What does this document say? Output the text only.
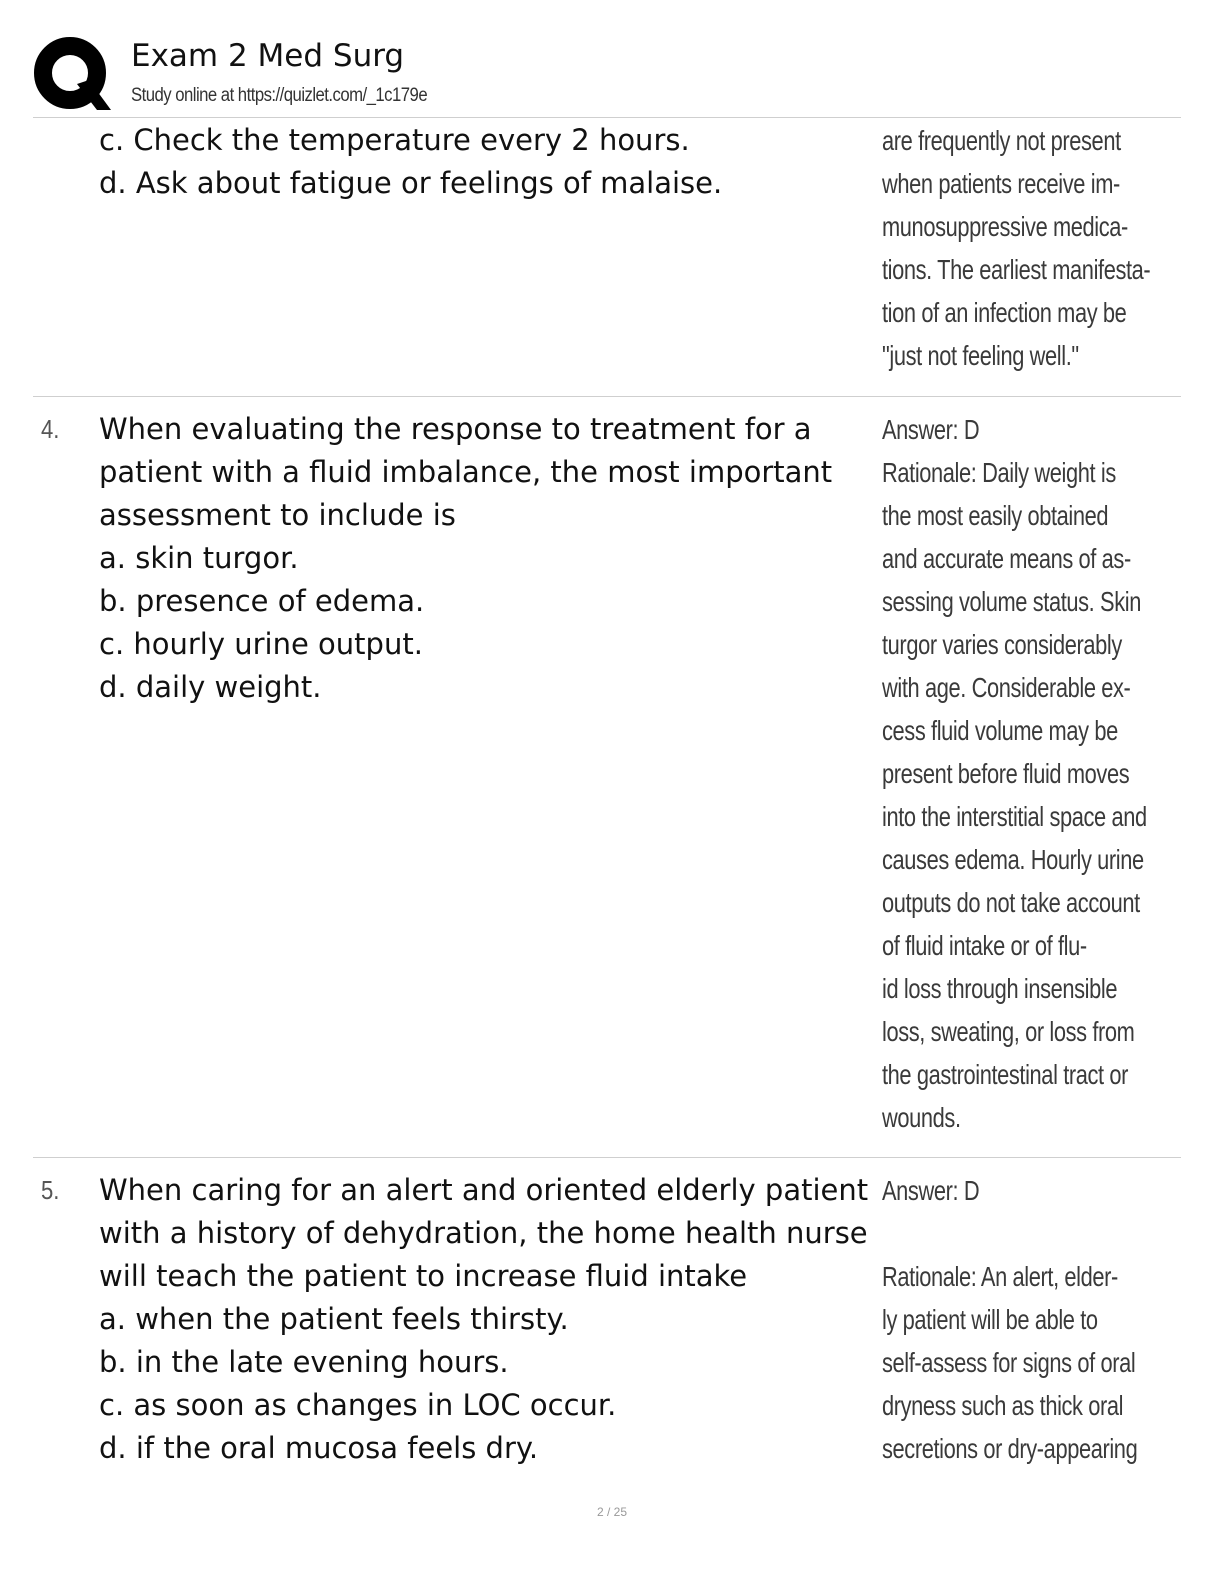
Exam 2 Med Surg
Study online at https://quizlet.com/_1c179e
c. Check the temperature every 2 hours.
d. Ask about fatigue or feelings of malaise.
are frequently not present
when patients receive im-
munosuppressive medica-
tions. The earliest manifesta-
tion of an infection may be
"just not feeling well."
4. When evaluating the response to treatment for a
patient with a fluid imbalance, the most important
assessment to include is
a. skin turgor.
b. presence of edema.
c. hourly urine output.
d. daily weight.
Answer: D
Rationale: Daily weight is
the most easily obtained
and accurate means of as-
sessing volume status. Skin
turgor varies considerably
with age. Considerable ex-
cess fluid volume may be
present before fluid moves
into the interstitial space and
causes edema. Hourly urine
outputs do not take account
of fluid intake or of flu-
id loss through insensible
loss, sweating, or loss from
the gastrointestinal tract or
wounds.
5. When caring for an alert and oriented elderly patient
with a history of dehydration, the home health nurse
will teach the patient to increase fluid intake
a. when the patient feels thirsty.
b. in the late evening hours.
c. as soon as changes in LOC occur.
d. if the oral mucosa feels dry.
Answer: D

Rationale: An alert, elder-
ly patient will be able to
self-assess for signs of oral
dryness such as thick oral
secretions or dry-appearing
2 / 25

------

#### [INSTRUCTIONS TO FOLLOW]
Each line above must be set down exactly, though no picture should be carried over.

#### [TASK SOLUTION]
What does this document say? Output the text only.
Exam 2 Med Surg
Study online at https://quizlet.com/_1c179e
c. Check the temperature every 2 hours.
d. Ask about fatigue or feelings of malaise.
are frequently not present
when patients receive im-
munosuppressive medica-
tions. The earliest manifesta-
tion of an infection may be
"just not feeling well."
4. When evaluating the response to treatment for a
patient with a fluid imbalance, the most important
assessment to include is
a. skin turgor.
b. presence of edema.
c. hourly urine output.
d. daily weight.
Answer: D
Rationale: Daily weight is
the most easily obtained
and accurate means of as-
sessing volume status. Skin
turgor varies considerably
with age. Considerable ex-
cess fluid volume may be
present before fluid moves
into the interstitial space and
causes edema. Hourly urine
outputs do not take account
of fluid intake or of flu-
id loss through insensible
loss, sweating, or loss from
the gastrointestinal tract or
wounds.
5. When caring for an alert and oriented elderly patient
with a history of dehydration, the home health nurse
will teach the patient to increase fluid intake
a. when the patient feels thirsty.
b. in the late evening hours.
c. as soon as changes in LOC occur.
d. if the oral mucosa feels dry.
Answer: D

Rationale: An alert, elder-
ly patient will be able to
self-assess for signs of oral
dryness such as thick oral
secretions or dry-appearing
2 / 25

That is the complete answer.